> TASK STATEMENT: Every entry here needs to be repeated exactly.

____ RECORDS FOR THE EXERCISE

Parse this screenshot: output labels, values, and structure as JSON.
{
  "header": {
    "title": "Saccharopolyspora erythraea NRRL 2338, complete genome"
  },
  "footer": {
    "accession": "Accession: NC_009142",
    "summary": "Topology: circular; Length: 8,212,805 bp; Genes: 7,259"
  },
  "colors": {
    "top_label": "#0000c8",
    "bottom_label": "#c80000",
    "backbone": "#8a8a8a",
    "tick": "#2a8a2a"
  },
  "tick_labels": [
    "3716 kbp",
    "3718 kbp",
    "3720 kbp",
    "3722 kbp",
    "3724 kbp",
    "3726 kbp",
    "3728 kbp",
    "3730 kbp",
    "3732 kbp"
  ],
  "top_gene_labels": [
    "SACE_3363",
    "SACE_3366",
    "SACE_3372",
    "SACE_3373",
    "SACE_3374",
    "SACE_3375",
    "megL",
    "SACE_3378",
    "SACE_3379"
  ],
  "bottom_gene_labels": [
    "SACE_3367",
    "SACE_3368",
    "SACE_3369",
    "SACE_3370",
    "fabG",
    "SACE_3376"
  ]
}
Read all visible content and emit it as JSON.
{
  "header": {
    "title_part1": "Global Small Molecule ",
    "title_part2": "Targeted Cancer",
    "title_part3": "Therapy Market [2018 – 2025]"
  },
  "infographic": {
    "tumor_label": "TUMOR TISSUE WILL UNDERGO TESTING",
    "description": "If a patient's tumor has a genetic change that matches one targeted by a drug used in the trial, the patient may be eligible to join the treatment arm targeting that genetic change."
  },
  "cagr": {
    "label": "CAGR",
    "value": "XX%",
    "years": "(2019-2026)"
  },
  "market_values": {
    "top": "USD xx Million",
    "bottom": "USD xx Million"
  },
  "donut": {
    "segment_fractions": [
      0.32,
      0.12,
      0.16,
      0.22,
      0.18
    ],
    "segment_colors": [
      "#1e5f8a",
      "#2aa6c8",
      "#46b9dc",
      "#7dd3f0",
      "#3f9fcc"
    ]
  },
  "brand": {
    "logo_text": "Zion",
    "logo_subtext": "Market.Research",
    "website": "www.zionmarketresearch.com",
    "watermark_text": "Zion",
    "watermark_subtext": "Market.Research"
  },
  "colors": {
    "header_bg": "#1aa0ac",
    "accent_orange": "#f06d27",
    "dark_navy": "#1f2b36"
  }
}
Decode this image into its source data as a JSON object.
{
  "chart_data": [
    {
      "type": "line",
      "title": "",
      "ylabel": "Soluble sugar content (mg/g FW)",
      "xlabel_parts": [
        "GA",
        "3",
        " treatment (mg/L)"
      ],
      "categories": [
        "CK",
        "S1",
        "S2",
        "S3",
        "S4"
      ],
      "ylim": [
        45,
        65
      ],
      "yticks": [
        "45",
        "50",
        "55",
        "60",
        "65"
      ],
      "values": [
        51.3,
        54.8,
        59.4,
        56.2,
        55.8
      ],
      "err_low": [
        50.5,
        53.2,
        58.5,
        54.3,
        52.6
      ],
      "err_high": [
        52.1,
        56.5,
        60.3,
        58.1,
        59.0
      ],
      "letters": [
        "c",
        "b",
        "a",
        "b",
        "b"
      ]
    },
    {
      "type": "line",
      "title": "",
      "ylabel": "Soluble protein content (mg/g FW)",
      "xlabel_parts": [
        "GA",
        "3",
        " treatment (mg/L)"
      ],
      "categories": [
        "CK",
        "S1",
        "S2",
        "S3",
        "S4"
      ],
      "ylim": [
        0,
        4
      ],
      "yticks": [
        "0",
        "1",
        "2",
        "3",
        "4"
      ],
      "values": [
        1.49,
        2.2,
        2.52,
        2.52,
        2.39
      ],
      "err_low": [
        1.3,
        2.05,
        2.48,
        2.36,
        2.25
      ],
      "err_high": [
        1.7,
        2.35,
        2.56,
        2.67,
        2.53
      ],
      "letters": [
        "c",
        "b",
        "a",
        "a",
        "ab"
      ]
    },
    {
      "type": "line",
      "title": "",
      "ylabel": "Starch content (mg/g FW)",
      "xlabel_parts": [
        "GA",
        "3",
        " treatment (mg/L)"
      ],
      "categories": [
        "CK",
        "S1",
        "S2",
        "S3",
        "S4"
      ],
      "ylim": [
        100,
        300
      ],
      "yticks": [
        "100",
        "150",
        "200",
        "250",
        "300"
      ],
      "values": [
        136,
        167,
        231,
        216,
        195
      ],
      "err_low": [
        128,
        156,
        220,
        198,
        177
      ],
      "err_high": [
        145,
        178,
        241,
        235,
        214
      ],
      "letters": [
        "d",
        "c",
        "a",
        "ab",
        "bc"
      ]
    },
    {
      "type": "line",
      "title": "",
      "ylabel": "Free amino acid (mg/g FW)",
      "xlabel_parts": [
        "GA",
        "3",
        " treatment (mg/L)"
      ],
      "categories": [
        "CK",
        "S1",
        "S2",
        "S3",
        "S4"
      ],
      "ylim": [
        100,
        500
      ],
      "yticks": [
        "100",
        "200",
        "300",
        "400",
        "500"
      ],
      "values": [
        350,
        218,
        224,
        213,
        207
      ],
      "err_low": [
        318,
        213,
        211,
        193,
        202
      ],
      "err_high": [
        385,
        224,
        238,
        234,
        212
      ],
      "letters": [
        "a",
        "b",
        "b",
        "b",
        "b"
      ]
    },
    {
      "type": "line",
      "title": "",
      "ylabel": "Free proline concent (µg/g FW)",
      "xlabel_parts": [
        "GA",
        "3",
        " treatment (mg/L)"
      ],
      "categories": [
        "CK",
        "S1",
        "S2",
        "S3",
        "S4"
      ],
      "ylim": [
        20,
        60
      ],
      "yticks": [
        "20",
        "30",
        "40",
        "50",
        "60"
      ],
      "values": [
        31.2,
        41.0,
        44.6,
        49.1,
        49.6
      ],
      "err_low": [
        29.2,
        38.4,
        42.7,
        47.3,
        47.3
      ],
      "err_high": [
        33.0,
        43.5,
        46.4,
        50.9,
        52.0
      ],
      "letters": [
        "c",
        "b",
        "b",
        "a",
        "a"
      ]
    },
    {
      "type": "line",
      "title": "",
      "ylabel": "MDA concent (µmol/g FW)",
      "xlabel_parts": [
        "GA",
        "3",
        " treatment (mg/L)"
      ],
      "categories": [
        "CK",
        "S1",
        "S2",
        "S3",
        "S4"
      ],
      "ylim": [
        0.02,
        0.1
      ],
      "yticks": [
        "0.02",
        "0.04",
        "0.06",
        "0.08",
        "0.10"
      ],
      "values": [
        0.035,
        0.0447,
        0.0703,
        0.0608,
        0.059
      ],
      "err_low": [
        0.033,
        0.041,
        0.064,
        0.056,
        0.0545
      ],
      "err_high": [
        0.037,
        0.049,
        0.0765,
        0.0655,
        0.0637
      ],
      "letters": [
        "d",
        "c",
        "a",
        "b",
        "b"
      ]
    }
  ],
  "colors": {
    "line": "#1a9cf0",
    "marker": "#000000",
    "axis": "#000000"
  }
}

________

> RESULT OF THE TASK:
Parse this screenshot: output labels, values, and structure as JSON.
{
  "header": {
    "title": "Saccharopolyspora erythraea NRRL 2338, complete genome"
  },
  "footer": {
    "accession": "Accession: NC_009142",
    "summary": "Topology: circular; Length: 8,212,805 bp; Genes: 7,259"
  },
  "colors": {
    "top_label": "#0000c8",
    "bottom_label": "#c80000",
    "backbone": "#8a8a8a",
    "tick": "#2a8a2a"
  },
  "tick_labels": [
    "3716 kbp",
    "3718 kbp",
    "3720 kbp",
    "3722 kbp",
    "3724 kbp",
    "3726 kbp",
    "3728 kbp",
    "3730 kbp",
    "3732 kbp"
  ],
  "top_gene_labels": [
    "SACE_3363",
    "SACE_3366",
    "SACE_3372",
    "SACE_3373",
    "SACE_3374",
    "SACE_3375",
    "megL",
    "SACE_3378",
    "SACE_3379"
  ],
  "bottom_gene_labels": [
    "SACE_3367",
    "SACE_3368",
    "SACE_3369",
    "SACE_3370",
    "fabG",
    "SACE_3376"
  ]
}
Read all visible content and emit it as JSON.
{
  "header": {
    "title_part1": "Global Small Molecule ",
    "title_part2": "Targeted Cancer",
    "title_part3": "Therapy Market [2018 – 2025]"
  },
  "infographic": {
    "tumor_label": "TUMOR TISSUE WILL UNDERGO TESTING",
    "description": "If a patient's tumor has a genetic change that matches one targeted by a drug used in the trial, the patient may be eligible to join the treatment arm targeting that genetic change."
  },
  "cagr": {
    "label": "CAGR",
    "value": "XX%",
    "years": "(2019-2026)"
  },
  "market_values": {
    "top": "USD xx Million",
    "bottom": "USD xx Million"
  },
  "donut": {
    "segment_fractions": [
      0.32,
      0.12,
      0.16,
      0.22,
      0.18
    ],
    "segment_colors": [
      "#1e5f8a",
      "#2aa6c8",
      "#46b9dc",
      "#7dd3f0",
      "#3f9fcc"
    ]
  },
  "brand": {
    "logo_text": "Zion",
    "logo_subtext": "Market.Research",
    "website": "www.zionmarketresearch.com",
    "watermark_text": "Zion",
    "watermark_subtext": "Market.Research"
  },
  "colors": {
    "header_bg": "#1aa0ac",
    "accent_orange": "#f06d27",
    "dark_navy": "#1f2b36"
  }
}
Decode this image into its source data as a JSON object.
{
  "chart_data": [
    {
      "type": "line",
      "title": "",
      "ylabel": "Soluble sugar content (mg/g FW)",
      "xlabel_parts": [
        "GA",
        "3",
        " treatment (mg/L)"
      ],
      "categories": [
        "CK",
        "S1",
        "S2",
        "S3",
        "S4"
      ],
      "ylim": [
        45,
        65
      ],
      "yticks": [
        "45",
        "50",
        "55",
        "60",
        "65"
      ],
      "values": [
        51.3,
        54.8,
        59.4,
        56.2,
        55.8
      ],
      "err_low": [
        50.5,
        53.2,
        58.5,
        54.3,
        52.6
      ],
      "err_high": [
        52.1,
        56.5,
        60.3,
        58.1,
        59.0
      ],
      "letters": [
        "c",
        "b",
        "a",
        "b",
        "b"
      ]
    },
    {
      "type": "line",
      "title": "",
      "ylabel": "Soluble protein content (mg/g FW)",
      "xlabel_parts": [
        "GA",
        "3",
        " treatment (mg/L)"
      ],
      "categories": [
        "CK",
        "S1",
        "S2",
        "S3",
        "S4"
      ],
      "ylim": [
        0,
        4
      ],
      "yticks": [
        "0",
        "1",
        "2",
        "3",
        "4"
      ],
      "values": [
        1.49,
        2.2,
        2.52,
        2.52,
        2.39
      ],
      "err_low": [
        1.3,
        2.05,
        2.48,
        2.36,
        2.25
      ],
      "err_high": [
        1.7,
        2.35,
        2.56,
        2.67,
        2.53
      ],
      "letters": [
        "c",
        "b",
        "a",
        "a",
        "ab"
      ]
    },
    {
      "type": "line",
      "title": "",
      "ylabel": "Starch content (mg/g FW)",
      "xlabel_parts": [
        "GA",
        "3",
        " treatment (mg/L)"
      ],
      "categories": [
        "CK",
        "S1",
        "S2",
        "S3",
        "S4"
      ],
      "ylim": [
        100,
        300
      ],
      "yticks": [
        "100",
        "150",
        "200",
        "250",
        "300"
      ],
      "values": [
        136,
        167,
        231,
        216,
        195
      ],
      "err_low": [
        128,
        156,
        220,
        198,
        177
      ],
      "err_high": [
        145,
        178,
        241,
        235,
        214
      ],
      "letters": [
        "d",
        "c",
        "a",
        "ab",
        "bc"
      ]
    },
    {
      "type": "line",
      "title": "",
      "ylabel": "Free amino acid (mg/g FW)",
      "xlabel_parts": [
        "GA",
        "3",
        " treatment (mg/L)"
      ],
      "categories": [
        "CK",
        "S1",
        "S2",
        "S3",
        "S4"
      ],
      "ylim": [
        100,
        500
      ],
      "yticks": [
        "100",
        "200",
        "300",
        "400",
        "500"
      ],
      "values": [
        350,
        218,
        224,
        213,
        207
      ],
      "err_low": [
        318,
        213,
        211,
        193,
        202
      ],
      "err_high": [
        385,
        224,
        238,
        234,
        212
      ],
      "letters": [
        "a",
        "b",
        "b",
        "b",
        "b"
      ]
    },
    {
      "type": "line",
      "title": "",
      "ylabel": "Free proline concent (µg/g FW)",
      "xlabel_parts": [
        "GA",
        "3",
        " treatment (mg/L)"
      ],
      "categories": [
        "CK",
        "S1",
        "S2",
        "S3",
        "S4"
      ],
      "ylim": [
        20,
        60
      ],
      "yticks": [
        "20",
        "30",
        "40",
        "50",
        "60"
      ],
      "values": [
        31.2,
        41.0,
        44.6,
        49.1,
        49.6
      ],
      "err_low": [
        29.2,
        38.4,
        42.7,
        47.3,
        47.3
      ],
      "err_high": [
        33.0,
        43.5,
        46.4,
        50.9,
        52.0
      ],
      "letters": [
        "c",
        "b",
        "b",
        "a",
        "a"
      ]
    },
    {
      "type": "line",
      "title": "",
      "ylabel": "MDA concent (µmol/g FW)",
      "xlabel_parts": [
        "GA",
        "3",
        " treatment (mg/L)"
      ],
      "categories": [
        "CK",
        "S1",
        "S2",
        "S3",
        "S4"
      ],
      "ylim": [
        0.02,
        0.1
      ],
      "yticks": [
        "0.02",
        "0.04",
        "0.06",
        "0.08",
        "0.10"
      ],
      "values": [
        0.035,
        0.0447,
        0.0703,
        0.0608,
        0.059
      ],
      "err_low": [
        0.033,
        0.041,
        0.064,
        0.056,
        0.0545
      ],
      "err_high": [
        0.037,
        0.049,
        0.0765,
        0.0655,
        0.0637
      ],
      "letters": [
        "d",
        "c",
        "a",
        "b",
        "b"
      ]
    }
  ],
  "colors": {
    "line": "#1a9cf0",
    "marker": "#000000",
    "axis": "#000000"
  }
}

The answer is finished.